TASK TO CARRY OUT | Copy out the listing exactly.
====== GIVEN DATA
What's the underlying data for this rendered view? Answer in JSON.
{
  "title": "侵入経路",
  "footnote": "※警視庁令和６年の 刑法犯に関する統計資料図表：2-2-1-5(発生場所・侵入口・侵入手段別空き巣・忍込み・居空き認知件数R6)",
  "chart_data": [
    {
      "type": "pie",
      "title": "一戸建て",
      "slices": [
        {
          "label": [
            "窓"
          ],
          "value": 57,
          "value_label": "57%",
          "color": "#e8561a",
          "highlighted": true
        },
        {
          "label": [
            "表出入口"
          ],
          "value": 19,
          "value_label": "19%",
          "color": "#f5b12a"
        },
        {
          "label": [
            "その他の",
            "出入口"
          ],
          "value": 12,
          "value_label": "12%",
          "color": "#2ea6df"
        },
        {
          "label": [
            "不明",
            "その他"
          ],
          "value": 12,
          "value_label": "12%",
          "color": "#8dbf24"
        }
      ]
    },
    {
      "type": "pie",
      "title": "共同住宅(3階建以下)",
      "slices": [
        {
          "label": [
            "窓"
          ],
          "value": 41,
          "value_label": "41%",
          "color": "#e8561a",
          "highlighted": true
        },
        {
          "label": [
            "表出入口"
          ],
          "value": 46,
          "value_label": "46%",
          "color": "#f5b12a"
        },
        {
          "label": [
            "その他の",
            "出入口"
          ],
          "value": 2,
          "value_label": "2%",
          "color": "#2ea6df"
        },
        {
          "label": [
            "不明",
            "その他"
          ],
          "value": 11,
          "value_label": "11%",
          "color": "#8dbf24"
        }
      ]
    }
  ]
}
============
ANSWER TO THIS EXERCISE |
What's the underlying data for this rendered view? Answer in JSON.
{
  "title": "侵入経路",
  "footnote": "※警視庁令和６年の 刑法犯に関する統計資料図表：2-2-1-5(発生場所・侵入口・侵入手段別空き巣・忍込み・居空き認知件数R6)",
  "chart_data": [
    {
      "type": "pie",
      "title": "一戸建て",
      "slices": [
        {
          "label": [
            "窓"
          ],
          "value": 57,
          "value_label": "57%",
          "color": "#e8561a",
          "highlighted": true
        },
        {
          "label": [
            "表出入口"
          ],
          "value": 19,
          "value_label": "19%",
          "color": "#f5b12a"
        },
        {
          "label": [
            "その他の",
            "出入口"
          ],
          "value": 12,
          "value_label": "12%",
          "color": "#2ea6df"
        },
        {
          "label": [
            "不明",
            "その他"
          ],
          "value": 12,
          "value_label": "12%",
          "color": "#8dbf24"
        }
      ]
    },
    {
      "type": "pie",
      "title": "共同住宅(3階建以下)",
      "slices": [
        {
          "label": [
            "窓"
          ],
          "value": 41,
          "value_label": "41%",
          "color": "#e8561a",
          "highlighted": true
        },
        {
          "label": [
            "表出入口"
          ],
          "value": 46,
          "value_label": "46%",
          "color": "#f5b12a"
        },
        {
          "label": [
            "その他の",
            "出入口"
          ],
          "value": 2,
          "value_label": "2%",
          "color": "#2ea6df"
        },
        {
          "label": [
            "不明",
            "その他"
          ],
          "value": 11,
          "value_label": "11%",
          "color": "#8dbf24"
        }
      ]
    }
  ]
}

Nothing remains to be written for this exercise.